TASK STATEMENT »
For the copy, please give all of the data again exactly and leave the pictures out.
** Begin DATASET RECORDS **
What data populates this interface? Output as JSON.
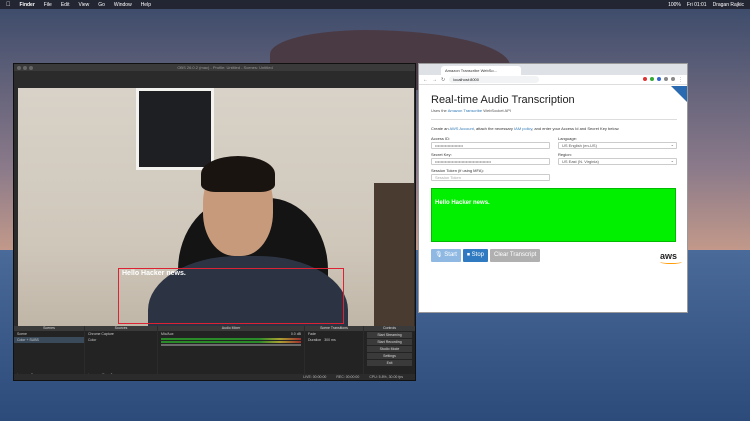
{
  "menubar": {
    "app": "Finder",
    "items": [
      "File",
      "Edit",
      "View",
      "Go",
      "Window",
      "Help"
    ],
    "clock": "Fri 01:01",
    "user": "Dragan Rajkic",
    "battery": "100%"
  },
  "obs": {
    "title": "OBS 26.0.2 (mac) - Profile: Untitled - Scenes: Untitled",
    "overlay_text": "Hello Hacker news.",
    "docks": {
      "scenes": {
        "header": "Scenes",
        "items": [
          "Scene",
          "Color + SUBS"
        ]
      },
      "sources": {
        "header": "Sources",
        "items": [
          "Chrome Capture",
          "Color"
        ]
      },
      "mixer": {
        "header": "Audio Mixer",
        "channel": "Mic/Aux",
        "level": "0.0 dB"
      },
      "transitions": {
        "header": "Scene Transitions",
        "type": "Fade",
        "duration_label": "Duration",
        "duration": "300 ms"
      },
      "controls": {
        "header": "Controls",
        "buttons": [
          "Start Streaming",
          "Start Recording",
          "Studio Mode",
          "Settings",
          "Exit"
        ]
      }
    },
    "status": {
      "live": "LIVE: 00:00:00",
      "rec": "REC: 00:00:00",
      "cpu": "CPU: 5.8%, 30.00 fps"
    }
  },
  "browser": {
    "tab_title": "Amazon Transcribe WebSo...",
    "url": "localhost:8000",
    "page": {
      "title": "Real-time Audio Transcription",
      "subtitle_prefix": "Uses the",
      "subtitle_link": "Amazon Transcribe",
      "subtitle_suffix": "WebSocket API",
      "intro_prefix": "Create an",
      "intro_link1": "AWS Account",
      "intro_mid": ", attach the necessary",
      "intro_link2": "IAM policy",
      "intro_suffix": ", and enter your Access Id and Secret Key below.",
      "access_id_label": "Access ID:",
      "access_id_value": "••••••••••••••••••••",
      "language_label": "Language:",
      "language_value": "US English (en-US)",
      "secret_key_label": "Secret Key:",
      "secret_key_value": "••••••••••••••••••••••••••••••••••••••••",
      "region_label": "Region:",
      "region_value": "US East (N. Virginia)",
      "session_label": "Session Token (if using MFA):",
      "session_placeholder": "Session Token",
      "transcript": "Hello Hacker news.",
      "start_label": "Start",
      "stop_label": "Stop",
      "clear_label": "Clear Transcript",
      "logo_text": "aws"
    }
  }
}
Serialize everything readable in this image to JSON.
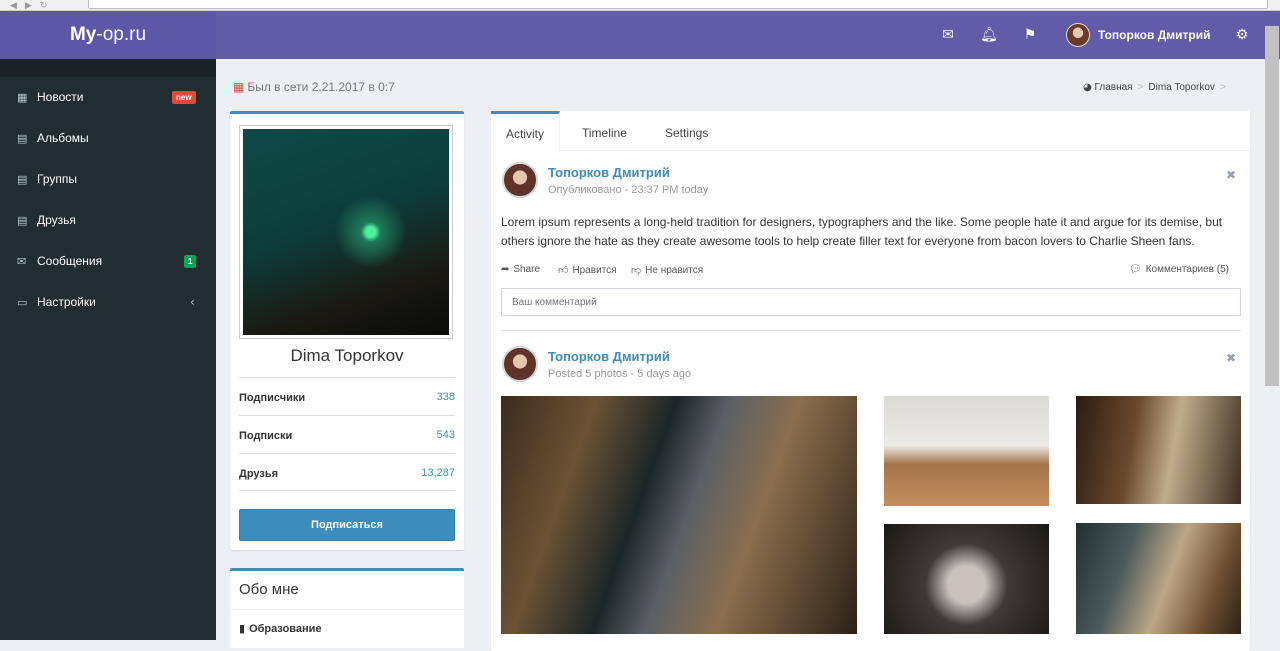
{
  "brand": {
    "logo_bold": "My",
    "logo_rest": "-op.ru"
  },
  "header": {
    "user_name": "Топорков Дмитрий",
    "icons": [
      "mail-icon",
      "bell-icon",
      "flag-icon",
      "gears-icon"
    ]
  },
  "sidebar": {
    "items": [
      {
        "label": "Новости",
        "icon": "th-icon",
        "badge": "new"
      },
      {
        "label": "Альбомы",
        "icon": "calendar-icon"
      },
      {
        "label": "Группы",
        "icon": "calendar-icon"
      },
      {
        "label": "Друзья",
        "icon": "calendar-icon"
      },
      {
        "label": "Сообщения",
        "icon": "envelope-icon",
        "badge": "1"
      },
      {
        "label": "Настройки",
        "icon": "laptop-icon"
      }
    ]
  },
  "status_text": "Был в сети 2.21.2017 в 0:7",
  "breadcrumb": {
    "home": "Главная",
    "current": "Dima Toporkov"
  },
  "profile": {
    "name": "Dima Toporkov",
    "stats": [
      {
        "label": "Подписчики",
        "value": "338"
      },
      {
        "label": "Подписки",
        "value": "543"
      },
      {
        "label": "Друзья",
        "value": "13,287"
      }
    ],
    "follow_label": "Подписаться"
  },
  "about": {
    "title": "Обо мне",
    "education": "Образование"
  },
  "tabs": [
    "Activity",
    "Timeline",
    "Settings"
  ],
  "posts": [
    {
      "author": "Топорков Дмитрий",
      "meta": "Опубликовано - 23:37 PM today",
      "body": "Lorem ipsum represents a long-held tradition for designers, typographers and the like. Some people hate it and argue for its demise, but others ignore the hate as they create awesome tools to help create filler text for everyone from bacon lovers to Charlie Sheen fans.",
      "share": "Share",
      "like": "Нравится",
      "dislike": "Не нравится",
      "comments": "Комментариев (5)",
      "comment_placeholder": "Ваш комментарий"
    },
    {
      "author": "Топорков Дмитрий",
      "meta": "Posted 5 photos - 5 days ago"
    }
  ],
  "colors": {
    "header": "#605ca8",
    "sidebar": "#222d32",
    "accent": "#3c8dbc",
    "badge_new": "#dd4b39",
    "badge_msg": "#00a65a"
  }
}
** End DATASET RECORDS **
CORRECT ANSWER »
What data populates this interface? Output as JSON.
{
  "menubar": {
    "app": "Finder",
    "items": [
      "File",
      "Edit",
      "View",
      "Go",
      "Window",
      "Help"
    ],
    "clock": "Fri 01:01",
    "user": "Dragan Rajkic",
    "battery": "100%"
  },
  "obs": {
    "title": "OBS 26.0.2 (mac) - Profile: Untitled - Scenes: Untitled",
    "overlay_text": "Hello Hacker news.",
    "docks": {
      "scenes": {
        "header": "Scenes",
        "items": [
          "Scene",
          "Color + SUBS"
        ]
      },
      "sources": {
        "header": "Sources",
        "items": [
          "Chrome Capture",
          "Color"
        ]
      },
      "mixer": {
        "header": "Audio Mixer",
        "channel": "Mic/Aux",
        "level": "0.0 dB"
      },
      "transitions": {
        "header": "Scene Transitions",
        "type": "Fade",
        "duration_label": "Duration",
        "duration": "300 ms"
      },
      "controls": {
        "header": "Controls",
        "buttons": [
          "Start Streaming",
          "Start Recording",
          "Studio Mode",
          "Settings",
          "Exit"
        ]
      }
    },
    "status": {
      "live": "LIVE: 00:00:00",
      "rec": "REC: 00:00:00",
      "cpu": "CPU: 5.8%, 30.00 fps"
    }
  },
  "browser": {
    "tab_title": "Amazon Transcribe WebSo...",
    "url": "localhost:8000",
    "page": {
      "title": "Real-time Audio Transcription",
      "subtitle_prefix": "Uses the",
      "subtitle_link": "Amazon Transcribe",
      "subtitle_suffix": "WebSocket API",
      "intro_prefix": "Create an",
      "intro_link1": "AWS Account",
      "intro_mid": ", attach the necessary",
      "intro_link2": "IAM policy",
      "intro_suffix": ", and enter your Access Id and Secret Key below.",
      "access_id_label": "Access ID:",
      "access_id_value": "••••••••••••••••••••",
      "language_label": "Language:",
      "language_value": "US English (en-US)",
      "secret_key_label": "Secret Key:",
      "secret_key_value": "••••••••••••••••••••••••••••••••••••••••",
      "region_label": "Region:",
      "region_value": "US East (N. Virginia)",
      "session_label": "Session Token (if using MFA):",
      "session_placeholder": "Session Token",
      "transcript": "Hello Hacker news.",
      "start_label": "Start",
      "stop_label": "Stop",
      "clear_label": "Clear Transcript",
      "logo_text": "aws"
    }
  }
}
Serialize everything readable in this image to JSON.
{
  "brand": {
    "logo_bold": "My",
    "logo_rest": "-op.ru"
  },
  "header": {
    "user_name": "Топорков Дмитрий",
    "icons": [
      "mail-icon",
      "bell-icon",
      "flag-icon",
      "gears-icon"
    ]
  },
  "sidebar": {
    "items": [
      {
        "label": "Новости",
        "icon": "th-icon",
        "badge": "new"
      },
      {
        "label": "Альбомы",
        "icon": "calendar-icon"
      },
      {
        "label": "Группы",
        "icon": "calendar-icon"
      },
      {
        "label": "Друзья",
        "icon": "calendar-icon"
      },
      {
        "label": "Сообщения",
        "icon": "envelope-icon",
        "badge": "1"
      },
      {
        "label": "Настройки",
        "icon": "laptop-icon"
      }
    ]
  },
  "status_text": "Был в сети 2.21.2017 в 0:7",
  "breadcrumb": {
    "home": "Главная",
    "current": "Dima Toporkov"
  },
  "profile": {
    "name": "Dima Toporkov",
    "stats": [
      {
        "label": "Подписчики",
        "value": "338"
      },
      {
        "label": "Подписки",
        "value": "543"
      },
      {
        "label": "Друзья",
        "value": "13,287"
      }
    ],
    "follow_label": "Подписаться"
  },
  "about": {
    "title": "Обо мне",
    "education": "Образование"
  },
  "tabs": [
    "Activity",
    "Timeline",
    "Settings"
  ],
  "posts": [
    {
      "author": "Топорков Дмитрий",
      "meta": "Опубликовано - 23:37 PM today",
      "body": "Lorem ipsum represents a long-held tradition for designers, typographers and the like. Some people hate it and argue for its demise, but others ignore the hate as they create awesome tools to help create filler text for everyone from bacon lovers to Charlie Sheen fans.",
      "share": "Share",
      "like": "Нравится",
      "dislike": "Не нравится",
      "comments": "Комментариев (5)",
      "comment_placeholder": "Ваш комментарий"
    },
    {
      "author": "Топорков Дмитрий",
      "meta": "Posted 5 photos - 5 days ago"
    }
  ],
  "colors": {
    "header": "#605ca8",
    "sidebar": "#222d32",
    "accent": "#3c8dbc",
    "badge_new": "#dd4b39",
    "badge_msg": "#00a65a"
  }
}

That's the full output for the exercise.